### JOB:
Reproduce the material in full, unchanged.

### EXTRACTED ENTRIES:
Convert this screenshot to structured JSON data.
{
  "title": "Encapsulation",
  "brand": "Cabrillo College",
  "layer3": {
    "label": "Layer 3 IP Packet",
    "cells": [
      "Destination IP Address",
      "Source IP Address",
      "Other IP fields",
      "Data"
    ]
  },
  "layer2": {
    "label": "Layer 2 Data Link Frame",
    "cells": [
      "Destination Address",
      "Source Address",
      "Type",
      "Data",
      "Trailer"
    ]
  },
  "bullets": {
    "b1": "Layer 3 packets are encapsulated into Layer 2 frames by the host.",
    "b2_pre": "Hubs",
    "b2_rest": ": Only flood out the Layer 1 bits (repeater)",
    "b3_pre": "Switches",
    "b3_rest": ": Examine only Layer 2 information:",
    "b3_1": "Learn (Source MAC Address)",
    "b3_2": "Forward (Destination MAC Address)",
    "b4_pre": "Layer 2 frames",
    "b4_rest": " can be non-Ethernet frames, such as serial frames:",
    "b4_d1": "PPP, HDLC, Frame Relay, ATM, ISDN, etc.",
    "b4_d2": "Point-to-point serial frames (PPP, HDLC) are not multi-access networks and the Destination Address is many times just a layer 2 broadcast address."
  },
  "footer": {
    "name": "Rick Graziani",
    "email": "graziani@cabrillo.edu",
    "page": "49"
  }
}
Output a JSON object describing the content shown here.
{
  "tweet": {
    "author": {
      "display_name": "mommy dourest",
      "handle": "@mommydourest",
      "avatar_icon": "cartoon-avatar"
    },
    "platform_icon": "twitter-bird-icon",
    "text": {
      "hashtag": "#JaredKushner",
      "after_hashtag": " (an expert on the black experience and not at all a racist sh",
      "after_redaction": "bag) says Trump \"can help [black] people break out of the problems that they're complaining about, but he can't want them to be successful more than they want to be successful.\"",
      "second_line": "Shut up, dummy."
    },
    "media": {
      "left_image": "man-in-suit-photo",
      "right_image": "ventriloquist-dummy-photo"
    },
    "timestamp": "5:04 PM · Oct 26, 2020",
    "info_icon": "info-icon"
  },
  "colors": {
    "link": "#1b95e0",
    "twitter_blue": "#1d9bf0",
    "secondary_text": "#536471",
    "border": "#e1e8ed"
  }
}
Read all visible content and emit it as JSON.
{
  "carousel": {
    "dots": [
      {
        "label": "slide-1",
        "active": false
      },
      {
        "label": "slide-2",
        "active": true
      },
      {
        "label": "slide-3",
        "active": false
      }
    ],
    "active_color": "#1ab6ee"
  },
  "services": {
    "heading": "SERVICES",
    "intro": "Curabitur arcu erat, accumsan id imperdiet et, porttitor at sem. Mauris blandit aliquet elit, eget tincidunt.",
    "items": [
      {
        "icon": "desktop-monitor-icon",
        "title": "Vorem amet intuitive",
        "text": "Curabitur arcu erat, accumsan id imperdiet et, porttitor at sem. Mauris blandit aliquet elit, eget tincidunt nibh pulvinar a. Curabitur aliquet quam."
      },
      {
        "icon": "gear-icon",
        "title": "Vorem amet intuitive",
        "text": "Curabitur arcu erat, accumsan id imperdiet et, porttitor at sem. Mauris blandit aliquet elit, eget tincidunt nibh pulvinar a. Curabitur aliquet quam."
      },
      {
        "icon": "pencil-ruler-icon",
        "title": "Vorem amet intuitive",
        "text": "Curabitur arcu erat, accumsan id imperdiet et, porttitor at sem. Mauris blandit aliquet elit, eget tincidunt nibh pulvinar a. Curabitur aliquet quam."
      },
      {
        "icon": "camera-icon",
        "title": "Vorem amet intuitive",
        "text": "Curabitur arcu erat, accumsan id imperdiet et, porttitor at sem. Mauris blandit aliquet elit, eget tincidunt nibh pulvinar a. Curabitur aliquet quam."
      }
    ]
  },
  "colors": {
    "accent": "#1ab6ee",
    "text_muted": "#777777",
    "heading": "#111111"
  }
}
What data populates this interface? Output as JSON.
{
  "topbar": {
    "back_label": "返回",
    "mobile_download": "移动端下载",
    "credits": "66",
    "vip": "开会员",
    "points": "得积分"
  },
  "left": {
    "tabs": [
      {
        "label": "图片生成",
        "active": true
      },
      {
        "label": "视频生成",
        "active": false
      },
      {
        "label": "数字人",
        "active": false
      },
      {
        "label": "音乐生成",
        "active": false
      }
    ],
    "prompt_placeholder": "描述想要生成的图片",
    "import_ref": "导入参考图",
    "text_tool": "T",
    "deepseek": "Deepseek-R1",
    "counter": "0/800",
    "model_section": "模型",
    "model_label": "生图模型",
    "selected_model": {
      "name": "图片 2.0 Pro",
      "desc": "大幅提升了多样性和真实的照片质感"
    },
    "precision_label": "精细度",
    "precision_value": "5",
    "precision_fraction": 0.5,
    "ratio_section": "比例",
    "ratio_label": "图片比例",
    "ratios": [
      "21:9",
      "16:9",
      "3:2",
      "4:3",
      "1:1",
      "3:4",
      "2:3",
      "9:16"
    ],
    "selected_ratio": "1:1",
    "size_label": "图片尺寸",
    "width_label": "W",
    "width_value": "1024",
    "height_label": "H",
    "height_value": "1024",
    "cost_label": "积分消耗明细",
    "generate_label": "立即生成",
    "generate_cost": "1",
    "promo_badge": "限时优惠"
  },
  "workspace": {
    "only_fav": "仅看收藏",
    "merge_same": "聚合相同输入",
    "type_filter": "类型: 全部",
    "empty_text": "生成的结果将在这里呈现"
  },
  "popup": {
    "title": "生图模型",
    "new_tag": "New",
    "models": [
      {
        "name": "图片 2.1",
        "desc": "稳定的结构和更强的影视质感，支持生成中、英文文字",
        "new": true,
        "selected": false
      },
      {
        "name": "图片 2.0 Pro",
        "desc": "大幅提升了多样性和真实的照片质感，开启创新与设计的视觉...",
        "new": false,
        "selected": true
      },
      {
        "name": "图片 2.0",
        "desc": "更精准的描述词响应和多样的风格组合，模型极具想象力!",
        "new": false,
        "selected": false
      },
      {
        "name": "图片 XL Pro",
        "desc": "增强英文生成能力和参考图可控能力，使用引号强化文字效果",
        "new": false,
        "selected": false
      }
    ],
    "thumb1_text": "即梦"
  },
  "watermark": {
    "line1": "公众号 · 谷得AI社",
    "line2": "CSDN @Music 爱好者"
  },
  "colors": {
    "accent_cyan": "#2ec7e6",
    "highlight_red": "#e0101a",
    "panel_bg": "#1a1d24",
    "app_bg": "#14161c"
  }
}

### RESULT FOR THIS TASK:
Convert this screenshot to structured JSON data.
{
  "title": "Encapsulation",
  "brand": "Cabrillo College",
  "layer3": {
    "label": "Layer 3 IP Packet",
    "cells": [
      "Destination IP Address",
      "Source IP Address",
      "Other IP fields",
      "Data"
    ]
  },
  "layer2": {
    "label": "Layer 2 Data Link Frame",
    "cells": [
      "Destination Address",
      "Source Address",
      "Type",
      "Data",
      "Trailer"
    ]
  },
  "bullets": {
    "b1": "Layer 3 packets are encapsulated into Layer 2 frames by the host.",
    "b2_pre": "Hubs",
    "b2_rest": ": Only flood out the Layer 1 bits (repeater)",
    "b3_pre": "Switches",
    "b3_rest": ": Examine only Layer 2 information:",
    "b3_1": "Learn (Source MAC Address)",
    "b3_2": "Forward (Destination MAC Address)",
    "b4_pre": "Layer 2 frames",
    "b4_rest": " can be non-Ethernet frames, such as serial frames:",
    "b4_d1": "PPP, HDLC, Frame Relay, ATM, ISDN, etc.",
    "b4_d2": "Point-to-point serial frames (PPP, HDLC) are not multi-access networks and the Destination Address is many times just a layer 2 broadcast address."
  },
  "footer": {
    "name": "Rick Graziani",
    "email": "graziani@cabrillo.edu",
    "page": "49"
  }
}
Output a JSON object describing the content shown here.
{
  "tweet": {
    "author": {
      "display_name": "mommy dourest",
      "handle": "@mommydourest",
      "avatar_icon": "cartoon-avatar"
    },
    "platform_icon": "twitter-bird-icon",
    "text": {
      "hashtag": "#JaredKushner",
      "after_hashtag": " (an expert on the black experience and not at all a racist sh",
      "after_redaction": "bag) says Trump \"can help [black] people break out of the problems that they're complaining about, but he can't want them to be successful more than they want to be successful.\"",
      "second_line": "Shut up, dummy."
    },
    "media": {
      "left_image": "man-in-suit-photo",
      "right_image": "ventriloquist-dummy-photo"
    },
    "timestamp": "5:04 PM · Oct 26, 2020",
    "info_icon": "info-icon"
  },
  "colors": {
    "link": "#1b95e0",
    "twitter_blue": "#1d9bf0",
    "secondary_text": "#536471",
    "border": "#e1e8ed"
  }
}
Read all visible content and emit it as JSON.
{
  "carousel": {
    "dots": [
      {
        "label": "slide-1",
        "active": false
      },
      {
        "label": "slide-2",
        "active": true
      },
      {
        "label": "slide-3",
        "active": false
      }
    ],
    "active_color": "#1ab6ee"
  },
  "services": {
    "heading": "SERVICES",
    "intro": "Curabitur arcu erat, accumsan id imperdiet et, porttitor at sem. Mauris blandit aliquet elit, eget tincidunt.",
    "items": [
      {
        "icon": "desktop-monitor-icon",
        "title": "Vorem amet intuitive",
        "text": "Curabitur arcu erat, accumsan id imperdiet et, porttitor at sem. Mauris blandit aliquet elit, eget tincidunt nibh pulvinar a. Curabitur aliquet quam."
      },
      {
        "icon": "gear-icon",
        "title": "Vorem amet intuitive",
        "text": "Curabitur arcu erat, accumsan id imperdiet et, porttitor at sem. Mauris blandit aliquet elit, eget tincidunt nibh pulvinar a. Curabitur aliquet quam."
      },
      {
        "icon": "pencil-ruler-icon",
        "title": "Vorem amet intuitive",
        "text": "Curabitur arcu erat, accumsan id imperdiet et, porttitor at sem. Mauris blandit aliquet elit, eget tincidunt nibh pulvinar a. Curabitur aliquet quam."
      },
      {
        "icon": "camera-icon",
        "title": "Vorem amet intuitive",
        "text": "Curabitur arcu erat, accumsan id imperdiet et, porttitor at sem. Mauris blandit aliquet elit, eget tincidunt nibh pulvinar a. Curabitur aliquet quam."
      }
    ]
  },
  "colors": {
    "accent": "#1ab6ee",
    "text_muted": "#777777",
    "heading": "#111111"
  }
}
What data populates this interface? Output as JSON.
{
  "topbar": {
    "back_label": "返回",
    "mobile_download": "移动端下载",
    "credits": "66",
    "vip": "开会员",
    "points": "得积分"
  },
  "left": {
    "tabs": [
      {
        "label": "图片生成",
        "active": true
      },
      {
        "label": "视频生成",
        "active": false
      },
      {
        "label": "数字人",
        "active": false
      },
      {
        "label": "音乐生成",
        "active": false
      }
    ],
    "prompt_placeholder": "描述想要生成的图片",
    "import_ref": "导入参考图",
    "text_tool": "T",
    "deepseek": "Deepseek-R1",
    "counter": "0/800",
    "model_section": "模型",
    "model_label": "生图模型",
    "selected_model": {
      "name": "图片 2.0 Pro",
      "desc": "大幅提升了多样性和真实的照片质感"
    },
    "precision_label": "精细度",
    "precision_value": "5",
    "precision_fraction": 0.5,
    "ratio_section": "比例",
    "ratio_label": "图片比例",
    "ratios": [
      "21:9",
      "16:9",
      "3:2",
      "4:3",
      "1:1",
      "3:4",
      "2:3",
      "9:16"
    ],
    "selected_ratio": "1:1",
    "size_label": "图片尺寸",
    "width_label": "W",
    "width_value": "1024",
    "height_label": "H",
    "height_value": "1024",
    "cost_label": "积分消耗明细",
    "generate_label": "立即生成",
    "generate_cost": "1",
    "promo_badge": "限时优惠"
  },
  "workspace": {
    "only_fav": "仅看收藏",
    "merge_same": "聚合相同输入",
    "type_filter": "类型: 全部",
    "empty_text": "生成的结果将在这里呈现"
  },
  "popup": {
    "title": "生图模型",
    "new_tag": "New",
    "models": [
      {
        "name": "图片 2.1",
        "desc": "稳定的结构和更强的影视质感，支持生成中、英文文字",
        "new": true,
        "selected": false
      },
      {
        "name": "图片 2.0 Pro",
        "desc": "大幅提升了多样性和真实的照片质感，开启创新与设计的视觉...",
        "new": false,
        "selected": true
      },
      {
        "name": "图片 2.0",
        "desc": "更精准的描述词响应和多样的风格组合，模型极具想象力!",
        "new": false,
        "selected": false
      },
      {
        "name": "图片 XL Pro",
        "desc": "增强英文生成能力和参考图可控能力，使用引号强化文字效果",
        "new": false,
        "selected": false
      }
    ],
    "thumb1_text": "即梦"
  },
  "watermark": {
    "line1": "公众号 · 谷得AI社",
    "line2": "CSDN @Music 爱好者"
  },
  "colors": {
    "accent_cyan": "#2ec7e6",
    "highlight_red": "#e0101a",
    "panel_bg": "#1a1d24",
    "app_bg": "#14161c"
  }
}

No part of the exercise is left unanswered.